GOAL OF THE EXERCISE: Any pictures in the records below should be skipped; write out everything else exactly.

Data tied to figure images:
--- begin ---

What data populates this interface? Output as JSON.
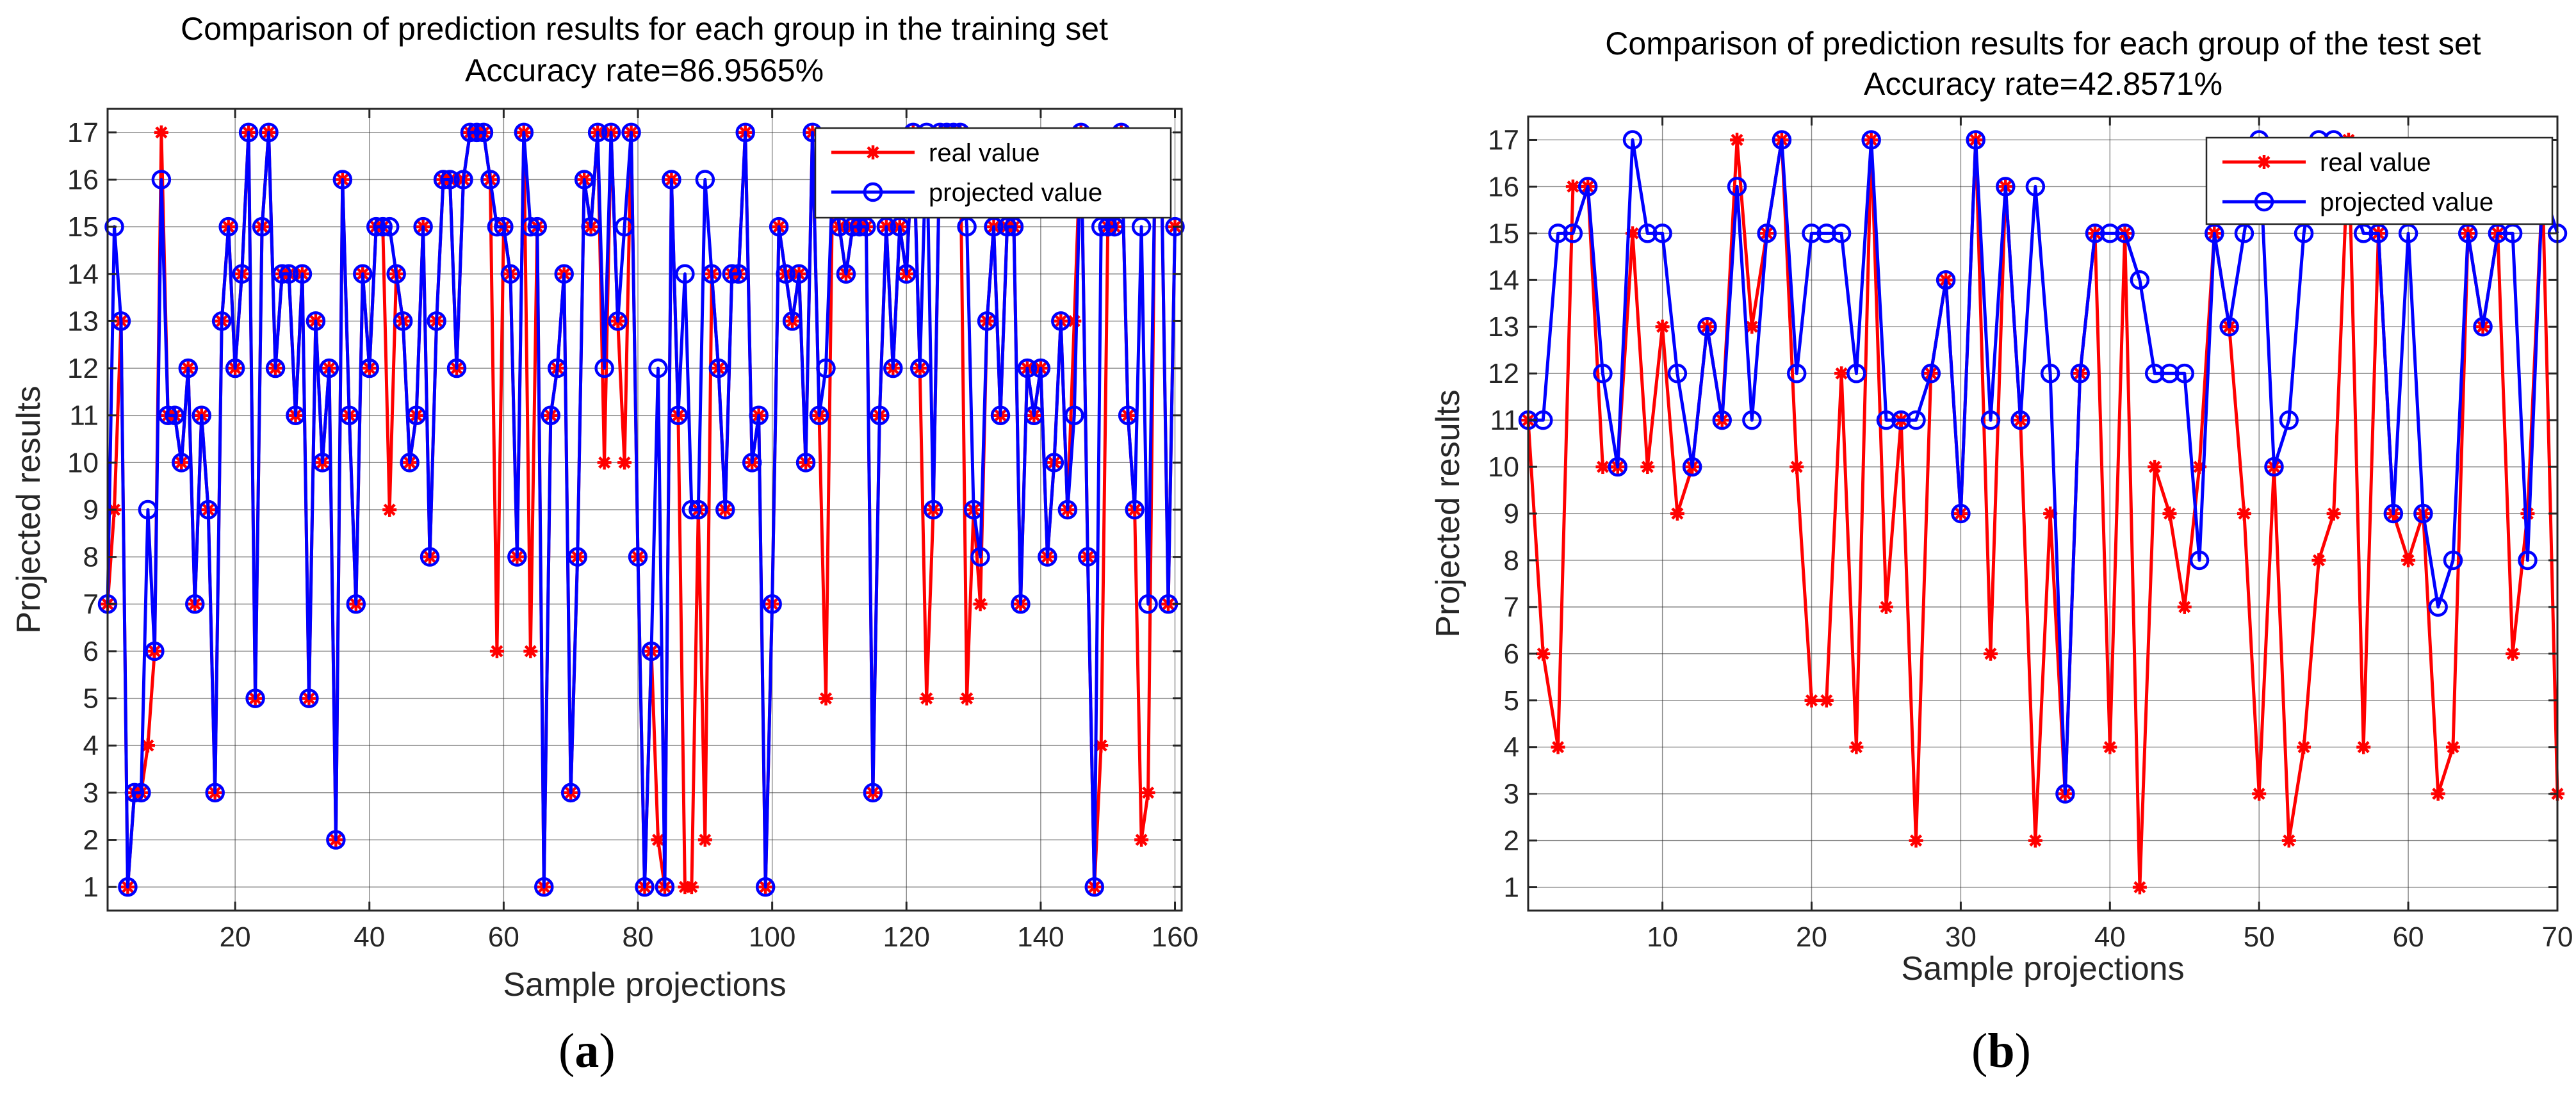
{
  "colors": {
    "real": "#ff0000",
    "projected": "#0000ff",
    "axis": "#262626",
    "background": "#ffffff"
  },
  "chart_data": [
    {
      "type": "line",
      "panel_label": "a",
      "title": "Comparison of prediction results for each group in the training set",
      "subtitle": "Accuracy rate=86.9565%",
      "xlabel": "Sample projections",
      "ylabel": "Projected results",
      "xlim": [
        1,
        161
      ],
      "ylim": [
        0.5,
        17.5
      ],
      "xticks": [
        20,
        40,
        60,
        80,
        100,
        120,
        140,
        160
      ],
      "yticks": [
        1,
        2,
        3,
        4,
        5,
        6,
        7,
        8,
        9,
        10,
        11,
        12,
        13,
        14,
        15,
        16,
        17
      ],
      "grid": true,
      "legend_position": "top-right",
      "x_start": 1,
      "series": [
        {
          "name": "real value",
          "marker": "asterisk",
          "values": [
            7,
            9,
            13,
            1,
            3,
            3,
            4,
            6,
            17,
            11,
            11,
            10,
            12,
            7,
            11,
            9,
            3,
            13,
            15,
            12,
            14,
            17,
            5,
            15,
            17,
            12,
            14,
            14,
            11,
            14,
            5,
            13,
            10,
            12,
            2,
            16,
            11,
            7,
            14,
            12,
            15,
            15,
            9,
            14,
            13,
            10,
            11,
            15,
            8,
            13,
            16,
            16,
            12,
            16,
            17,
            17,
            17,
            16,
            6,
            15,
            14,
            8,
            17,
            6,
            15,
            1,
            11,
            12,
            14,
            3,
            8,
            16,
            15,
            17,
            10,
            17,
            13,
            10,
            17,
            8,
            1,
            6,
            2,
            1,
            16,
            11,
            1,
            1,
            9,
            2,
            14,
            12,
            9,
            14,
            14,
            17,
            10,
            11,
            1,
            7,
            15,
            14,
            13,
            14,
            10,
            17,
            11,
            5,
            16,
            15,
            14,
            15,
            15,
            15,
            3,
            11,
            15,
            12,
            15,
            14,
            17,
            12,
            5,
            9,
            17,
            17,
            17,
            17,
            5,
            9,
            7,
            13,
            15,
            11,
            15,
            15,
            7,
            12,
            11,
            12,
            8,
            10,
            13,
            9,
            13,
            17,
            8,
            1,
            4,
            15,
            15,
            17,
            11,
            9,
            2,
            3,
            16,
            16,
            7,
            15
          ]
        },
        {
          "name": "projected value",
          "marker": "circle",
          "values": [
            7,
            15,
            13,
            1,
            3,
            3,
            9,
            6,
            16,
            11,
            11,
            10,
            12,
            7,
            11,
            9,
            3,
            13,
            15,
            12,
            14,
            17,
            5,
            15,
            17,
            12,
            14,
            14,
            11,
            14,
            5,
            13,
            10,
            12,
            2,
            16,
            11,
            7,
            14,
            12,
            15,
            15,
            15,
            14,
            13,
            10,
            11,
            15,
            8,
            13,
            16,
            16,
            12,
            16,
            17,
            17,
            17,
            16,
            15,
            15,
            14,
            8,
            17,
            15,
            15,
            1,
            11,
            12,
            14,
            3,
            8,
            16,
            15,
            17,
            12,
            17,
            13,
            15,
            17,
            8,
            1,
            6,
            12,
            1,
            16,
            11,
            14,
            9,
            9,
            16,
            14,
            12,
            9,
            14,
            14,
            17,
            10,
            11,
            1,
            7,
            15,
            14,
            13,
            14,
            10,
            17,
            11,
            12,
            16,
            15,
            14,
            15,
            15,
            15,
            3,
            11,
            15,
            12,
            15,
            14,
            17,
            12,
            17,
            9,
            17,
            17,
            17,
            17,
            15,
            9,
            8,
            13,
            15,
            11,
            15,
            15,
            7,
            12,
            11,
            12,
            8,
            10,
            13,
            9,
            11,
            17,
            8,
            1,
            15,
            15,
            15,
            17,
            11,
            9,
            15,
            7,
            16,
            16,
            7,
            15
          ]
        }
      ]
    },
    {
      "type": "line",
      "panel_label": "b",
      "title": "Comparison of prediction results for each group of the test set",
      "subtitle": "Accuracy rate=42.8571%",
      "xlabel": "Sample projections",
      "ylabel": "Projected results",
      "xlim": [
        1,
        70
      ],
      "ylim": [
        0.5,
        17.5
      ],
      "xticks": [
        10,
        20,
        30,
        40,
        50,
        60,
        70
      ],
      "yticks": [
        1,
        2,
        3,
        4,
        5,
        6,
        7,
        8,
        9,
        10,
        11,
        12,
        13,
        14,
        15,
        16,
        17
      ],
      "grid": true,
      "legend_position": "top-right",
      "x_start": 1,
      "series": [
        {
          "name": "real value",
          "marker": "asterisk",
          "values": [
            11,
            6,
            4,
            16,
            16,
            10,
            10,
            15,
            10,
            13,
            9,
            10,
            13,
            11,
            17,
            13,
            15,
            17,
            10,
            5,
            5,
            12,
            4,
            17,
            7,
            11,
            2,
            12,
            14,
            9,
            17,
            6,
            16,
            11,
            2,
            9,
            3,
            12,
            15,
            4,
            15,
            1,
            10,
            9,
            7,
            10,
            15,
            13,
            9,
            3,
            10,
            2,
            4,
            8,
            9,
            17,
            4,
            15,
            9,
            8,
            9,
            3,
            4,
            15,
            13,
            15,
            6,
            9,
            16,
            3
          ]
        },
        {
          "name": "projected value",
          "marker": "circle",
          "values": [
            11,
            11,
            15,
            15,
            16,
            12,
            10,
            17,
            15,
            15,
            12,
            10,
            13,
            11,
            16,
            11,
            15,
            17,
            12,
            15,
            15,
            15,
            12,
            17,
            11,
            11,
            11,
            12,
            14,
            9,
            17,
            11,
            16,
            11,
            16,
            12,
            3,
            12,
            15,
            15,
            15,
            14,
            12,
            12,
            12,
            8,
            15,
            13,
            15,
            17,
            10,
            11,
            15,
            17,
            17,
            16,
            15,
            15,
            9,
            15,
            9,
            7,
            8,
            15,
            13,
            15,
            15,
            8,
            16,
            15
          ]
        }
      ]
    }
  ]
}
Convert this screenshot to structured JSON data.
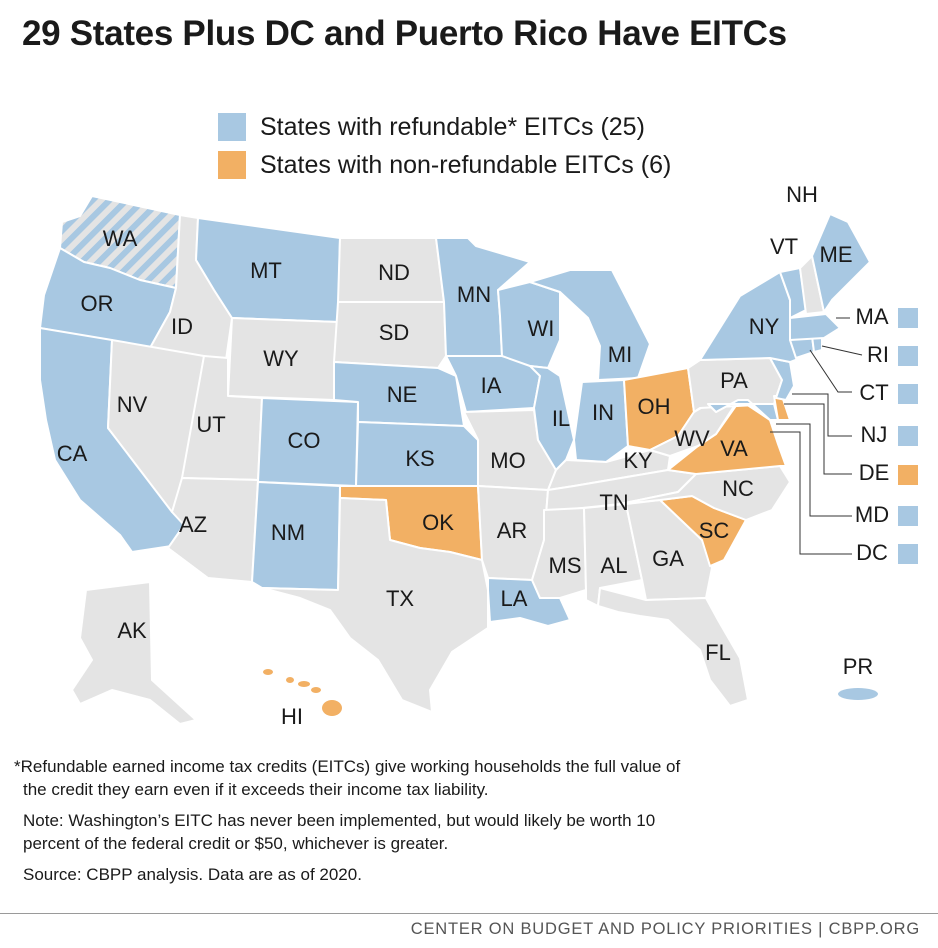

--- end ---

TASK ANSWER:
What data populates this interface? Output as JSON.
{
  "colors": {
    "real": "#ff0000",
    "projected": "#0000ff",
    "axis": "#262626",
    "background": "#ffffff"
  },
  "chart_data": [
    {
      "type": "line",
      "panel_label": "a",
      "title": "Comparison of prediction results for each group in the training set",
      "subtitle": "Accuracy rate=86.9565%",
      "xlabel": "Sample projections",
      "ylabel": "Projected results",
      "xlim": [
        1,
        161
      ],
      "ylim": [
        0.5,
        17.5
      ],
      "xticks": [
        20,
        40,
        60,
        80,
        100,
        120,
        140,
        160
      ],
      "yticks": [
        1,
        2,
        3,
        4,
        5,
        6,
        7,
        8,
        9,
        10,
        11,
        12,
        13,
        14,
        15,
        16,
        17
      ],
      "grid": true,
      "legend_position": "top-right",
      "x_start": 1,
      "series": [
        {
          "name": "real value",
          "marker": "asterisk",
          "values": [
            7,
            9,
            13,
            1,
            3,
            3,
            4,
            6,
            17,
            11,
            11,
            10,
            12,
            7,
            11,
            9,
            3,
            13,
            15,
            12,
            14,
            17,
            5,
            15,
            17,
            12,
            14,
            14,
            11,
            14,
            5,
            13,
            10,
            12,
            2,
            16,
            11,
            7,
            14,
            12,
            15,
            15,
            9,
            14,
            13,
            10,
            11,
            15,
            8,
            13,
            16,
            16,
            12,
            16,
            17,
            17,
            17,
            16,
            6,
            15,
            14,
            8,
            17,
            6,
            15,
            1,
            11,
            12,
            14,
            3,
            8,
            16,
            15,
            17,
            10,
            17,
            13,
            10,
            17,
            8,
            1,
            6,
            2,
            1,
            16,
            11,
            1,
            1,
            9,
            2,
            14,
            12,
            9,
            14,
            14,
            17,
            10,
            11,
            1,
            7,
            15,
            14,
            13,
            14,
            10,
            17,
            11,
            5,
            16,
            15,
            14,
            15,
            15,
            15,
            3,
            11,
            15,
            12,
            15,
            14,
            17,
            12,
            5,
            9,
            17,
            17,
            17,
            17,
            5,
            9,
            7,
            13,
            15,
            11,
            15,
            15,
            7,
            12,
            11,
            12,
            8,
            10,
            13,
            9,
            13,
            17,
            8,
            1,
            4,
            15,
            15,
            17,
            11,
            9,
            2,
            3,
            16,
            16,
            7,
            15
          ]
        },
        {
          "name": "projected value",
          "marker": "circle",
          "values": [
            7,
            15,
            13,
            1,
            3,
            3,
            9,
            6,
            16,
            11,
            11,
            10,
            12,
            7,
            11,
            9,
            3,
            13,
            15,
            12,
            14,
            17,
            5,
            15,
            17,
            12,
            14,
            14,
            11,
            14,
            5,
            13,
            10,
            12,
            2,
            16,
            11,
            7,
            14,
            12,
            15,
            15,
            15,
            14,
            13,
            10,
            11,
            15,
            8,
            13,
            16,
            16,
            12,
            16,
            17,
            17,
            17,
            16,
            15,
            15,
            14,
            8,
            17,
            15,
            15,
            1,
            11,
            12,
            14,
            3,
            8,
            16,
            15,
            17,
            12,
            17,
            13,
            15,
            17,
            8,
            1,
            6,
            12,
            1,
            16,
            11,
            14,
            9,
            9,
            16,
            14,
            12,
            9,
            14,
            14,
            17,
            10,
            11,
            1,
            7,
            15,
            14,
            13,
            14,
            10,
            17,
            11,
            12,
            16,
            15,
            14,
            15,
            15,
            15,
            3,
            11,
            15,
            12,
            15,
            14,
            17,
            12,
            17,
            9,
            17,
            17,
            17,
            17,
            15,
            9,
            8,
            13,
            15,
            11,
            15,
            15,
            7,
            12,
            11,
            12,
            8,
            10,
            13,
            9,
            11,
            17,
            8,
            1,
            15,
            15,
            15,
            17,
            11,
            9,
            15,
            7,
            16,
            16,
            7,
            15
          ]
        }
      ]
    },
    {
      "type": "line",
      "panel_label": "b",
      "title": "Comparison of prediction results for each group of the test set",
      "subtitle": "Accuracy rate=42.8571%",
      "xlabel": "Sample projections",
      "ylabel": "Projected results",
      "xlim": [
        1,
        70
      ],
      "ylim": [
        0.5,
        17.5
      ],
      "xticks": [
        10,
        20,
        30,
        40,
        50,
        60,
        70
      ],
      "yticks": [
        1,
        2,
        3,
        4,
        5,
        6,
        7,
        8,
        9,
        10,
        11,
        12,
        13,
        14,
        15,
        16,
        17
      ],
      "grid": true,
      "legend_position": "top-right",
      "x_start": 1,
      "series": [
        {
          "name": "real value",
          "marker": "asterisk",
          "values": [
            11,
            6,
            4,
            16,
            16,
            10,
            10,
            15,
            10,
            13,
            9,
            10,
            13,
            11,
            17,
            13,
            15,
            17,
            10,
            5,
            5,
            12,
            4,
            17,
            7,
            11,
            2,
            12,
            14,
            9,
            17,
            6,
            16,
            11,
            2,
            9,
            3,
            12,
            15,
            4,
            15,
            1,
            10,
            9,
            7,
            10,
            15,
            13,
            9,
            3,
            10,
            2,
            4,
            8,
            9,
            17,
            4,
            15,
            9,
            8,
            9,
            3,
            4,
            15,
            13,
            15,
            6,
            9,
            16,
            3
          ]
        },
        {
          "name": "projected value",
          "marker": "circle",
          "values": [
            11,
            11,
            15,
            15,
            16,
            12,
            10,
            17,
            15,
            15,
            12,
            10,
            13,
            11,
            16,
            11,
            15,
            17,
            12,
            15,
            15,
            15,
            12,
            17,
            11,
            11,
            11,
            12,
            14,
            9,
            17,
            11,
            16,
            11,
            16,
            12,
            3,
            12,
            15,
            15,
            15,
            14,
            12,
            12,
            12,
            8,
            15,
            13,
            15,
            17,
            10,
            11,
            15,
            17,
            17,
            16,
            15,
            15,
            9,
            15,
            9,
            7,
            8,
            15,
            13,
            15,
            15,
            8,
            16,
            15
          ]
        }
      ]
    }
  ]
}
Convert this screenshot to structured JSON data.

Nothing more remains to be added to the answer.